╭─ RECORDED INFORMATION

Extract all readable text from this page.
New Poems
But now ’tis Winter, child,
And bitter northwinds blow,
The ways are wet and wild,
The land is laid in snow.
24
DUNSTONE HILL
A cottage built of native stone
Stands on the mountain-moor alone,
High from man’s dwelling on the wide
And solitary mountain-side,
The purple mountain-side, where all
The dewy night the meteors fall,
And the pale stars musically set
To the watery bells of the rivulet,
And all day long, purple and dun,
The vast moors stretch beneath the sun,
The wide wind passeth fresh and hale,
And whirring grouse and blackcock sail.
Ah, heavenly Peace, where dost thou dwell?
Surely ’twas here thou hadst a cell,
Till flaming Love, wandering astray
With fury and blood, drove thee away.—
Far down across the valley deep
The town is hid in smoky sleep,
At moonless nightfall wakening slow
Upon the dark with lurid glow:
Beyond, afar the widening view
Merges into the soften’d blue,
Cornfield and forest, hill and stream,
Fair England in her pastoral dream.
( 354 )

╰─

## AIM OF THE TASK
Could you transcribe the records in full, exactly?

## TASK RESULT
Extract all readable text from this page.
New Poems
But now ’tis Winter, child,
And bitter northwinds blow,
The ways are wet and wild,
The land is laid in snow.
24
DUNSTONE HILL
A cottage built of native stone
Stands on the mountain-moor alone,
High from man’s dwelling on the wide
And solitary mountain-side,
The purple mountain-side, where all
The dewy night the meteors fall,
And the pale stars musically set
To the watery bells of the rivulet,
And all day long, purple and dun,
The vast moors stretch beneath the sun,
The wide wind passeth fresh and hale,
And whirring grouse and blackcock sail.
Ah, heavenly Peace, where dost thou dwell?
Surely ’twas here thou hadst a cell,
Till flaming Love, wandering astray
With fury and blood, drove thee away.—
Far down across the valley deep
The town is hid in smoky sleep,
At moonless nightfall wakening slow
Upon the dark with lurid glow:
Beyond, afar the widening view
Merges into the soften’d blue,
Cornfield and forest, hill and stream,
Fair England in her pastoral dream.
( 354 )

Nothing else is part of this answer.